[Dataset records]
▬▬▬
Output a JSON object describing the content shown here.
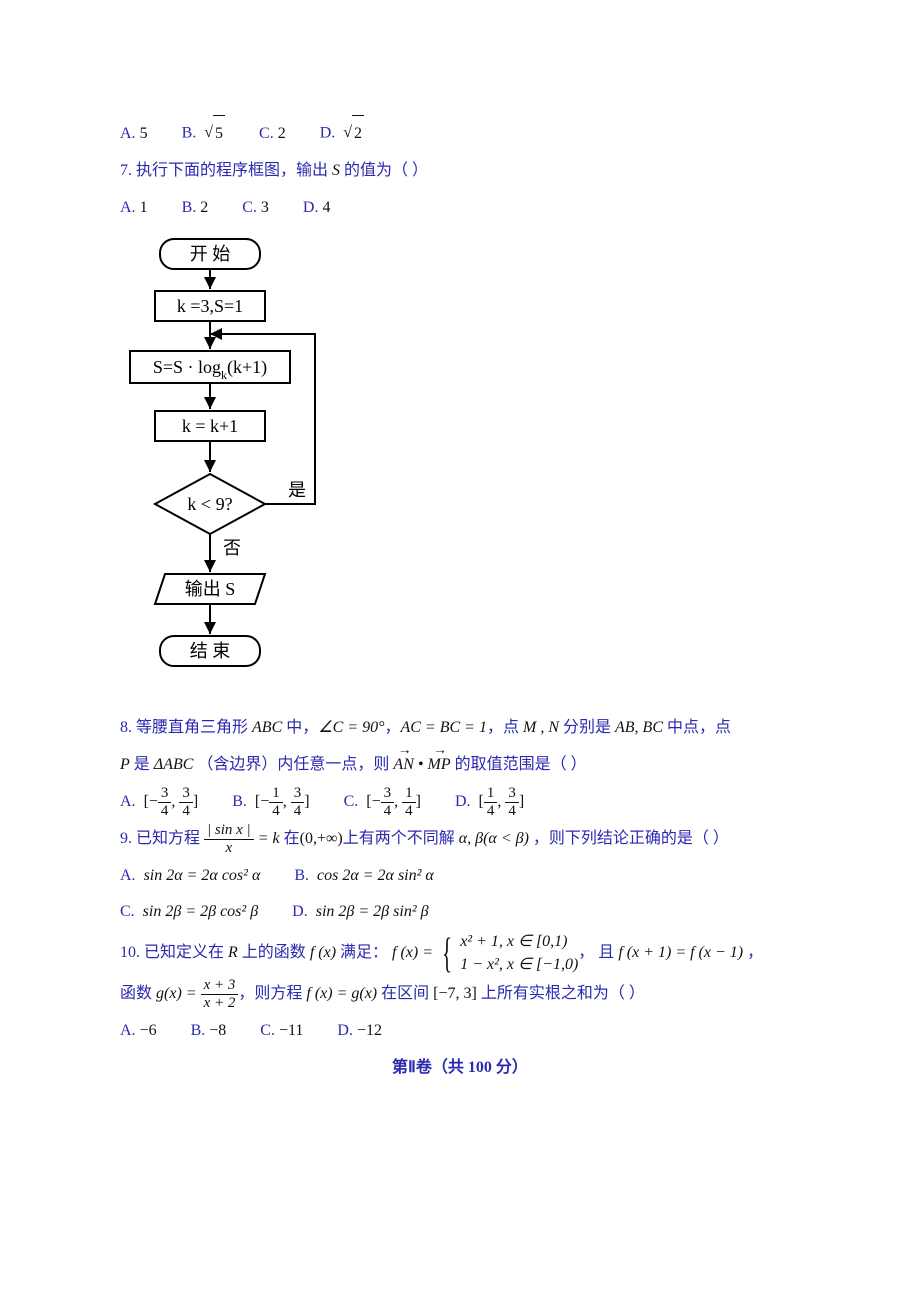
{
  "q6": {
    "a_label": "A.",
    "a_val": "5",
    "b_label": "B.",
    "b_sqrt": "5",
    "c_label": "C.",
    "c_val": "2",
    "d_label": "D.",
    "d_sqrt": "2"
  },
  "q7": {
    "num": "7.",
    "text": "执行下面的程序框图，输出",
    "svar": "S",
    "text2": "的值为（     ）",
    "a_label": "A.",
    "a_val": "1",
    "b_label": "B.",
    "b_val": "2",
    "c_label": "C.",
    "c_val": "3",
    "d_label": "D.",
    "d_val": "4",
    "flow": {
      "start": "开  始",
      "init": "k =3,S=1",
      "step1_a": "S=S · log",
      "step1_sub": "k",
      "step1_b": "(k+1)",
      "step2": "k = k+1",
      "cond": "k < 9?",
      "yes": "是",
      "no": "否",
      "out": "输出 S",
      "end": "结  束"
    }
  },
  "q8": {
    "num": "8.",
    "t1": "等腰直角三角形",
    "abc": "ABC",
    "t2": "中，",
    "angle": "∠C = 90°",
    "comma1": "，",
    "eq": "AC = BC = 1",
    "t3": "，点",
    "mn": "M , N",
    "t4": "分别是",
    "abbc": "AB, BC",
    "t5": "中点，点",
    "pvar": "P",
    "t6": "是",
    "tri": "ΔABC",
    "t7": "（含边界）内任意一点，则",
    "vec1": "AN",
    "dot": "•",
    "vec2": "MP",
    "t8": "的取值范围是（     ）",
    "opts": {
      "a": "A.",
      "b": "B.",
      "c": "C.",
      "d": "D.",
      "n3": "3",
      "n1": "1",
      "d4": "4"
    }
  },
  "q9": {
    "num": "9.",
    "t1": "已知方程",
    "frac_num": "| sin x |",
    "frac_den": "x",
    "eqk": "= k",
    "t2": "在",
    "interval": "(0,+∞)",
    "t3": "上有两个不同解",
    "ab": "α, β(α < β)",
    "t4": "，则下列结论正确的是（     ）",
    "optA_l": "A.",
    "optA": "sin 2α = 2α cos² α",
    "optB_l": "B.",
    "optB": "cos 2α = 2α sin² α",
    "optC_l": "C.",
    "optC": "sin 2β = 2β cos² β",
    "optD_l": "D.",
    "optD": "sin 2β = 2β sin² β"
  },
  "q10": {
    "num": "10.",
    "t1": "已知定义在",
    "R": "R",
    "t2": "上的函数",
    "fx": "f (x)",
    "t3": "满足：",
    "fxeq": "f (x) =",
    "case1": "x² + 1, x ∈ [0,1)",
    "case2": "1 − x², x ∈ [−1,0)",
    "t4": "， 且",
    "period": "f (x + 1) = f (x − 1)",
    "t5": "，",
    "t6": "函数",
    "gx": "g(x) =",
    "gnum": "x + 3",
    "gden": "x + 2",
    "t7": "，则方程",
    "fxg": "f (x) = g(x)",
    "t8": "在区间",
    "int": "[−7, 3]",
    "t9": "上所有实根之和为（     ）",
    "a_l": "A.",
    "a": "−6",
    "b_l": "B.",
    "b": "−8",
    "c_l": "C.",
    "c": "−11",
    "d_l": "D.",
    "d": "−12"
  },
  "section": "第Ⅱ卷（共 100 分）"
}
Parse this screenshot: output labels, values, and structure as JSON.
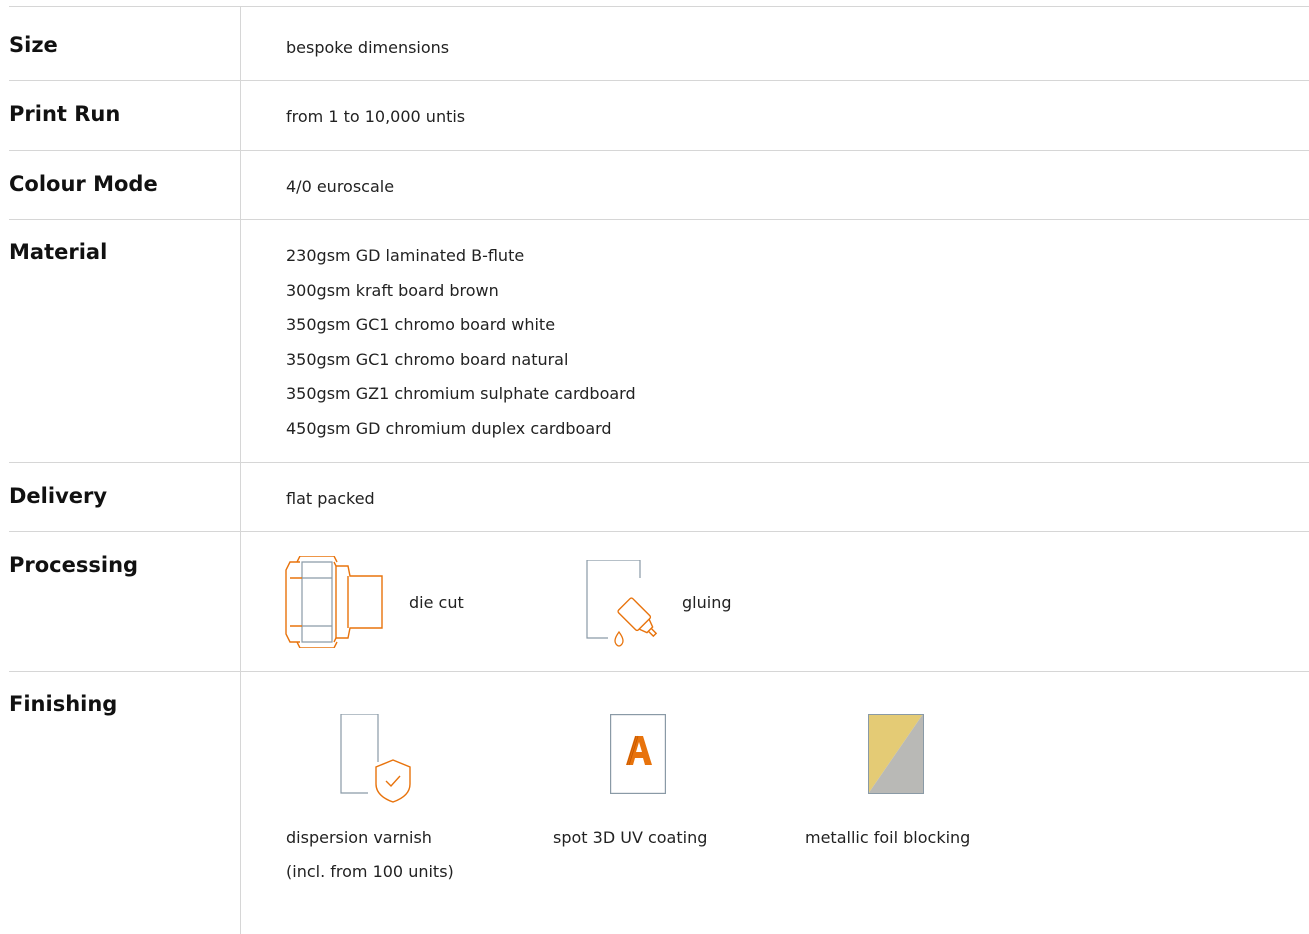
{
  "accent_color": "#e8730c",
  "outline_color": "#8a9aa6",
  "rows": {
    "size": {
      "label": "Size",
      "value": "bespoke dimensions"
    },
    "print_run": {
      "label": "Print Run",
      "value": "from 1 to 10,000 untis"
    },
    "colour_mode": {
      "label": "Colour Mode",
      "value": "4/0 euroscale"
    },
    "material": {
      "label": "Material",
      "items": [
        "230gsm GD laminated B-flute",
        "300gsm kraft board brown",
        "350gsm GC1 chromo board white",
        "350gsm GC1 chromo board natural",
        "350gsm GZ1 chromium sulphate cardboard",
        "450gsm GD chromium duplex cardboard"
      ]
    },
    "delivery": {
      "label": "Delivery",
      "value": "flat packed"
    },
    "processing": {
      "label": "Processing",
      "options": [
        {
          "label": "die cut",
          "icon": "box-dieline-icon"
        },
        {
          "label": "gluing",
          "icon": "glue-bottle-icon"
        }
      ]
    },
    "finishing": {
      "label": "Finishing",
      "options": [
        {
          "label_line1": "dispersion varnish",
          "label_line2": "(incl. from 100 units)",
          "icon": "shield-check-sheet-icon"
        },
        {
          "label_line1": "spot 3D UV coating",
          "icon": "letter-a-sheet-icon"
        },
        {
          "label_line1": "metallic foil blocking",
          "icon": "foil-sheet-icon"
        }
      ]
    }
  }
}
▬▬▬
Copy out every line holding the string "chromo".

        "350gsm GC1 chromo board white",
        "350gsm GC1 chromo board natural",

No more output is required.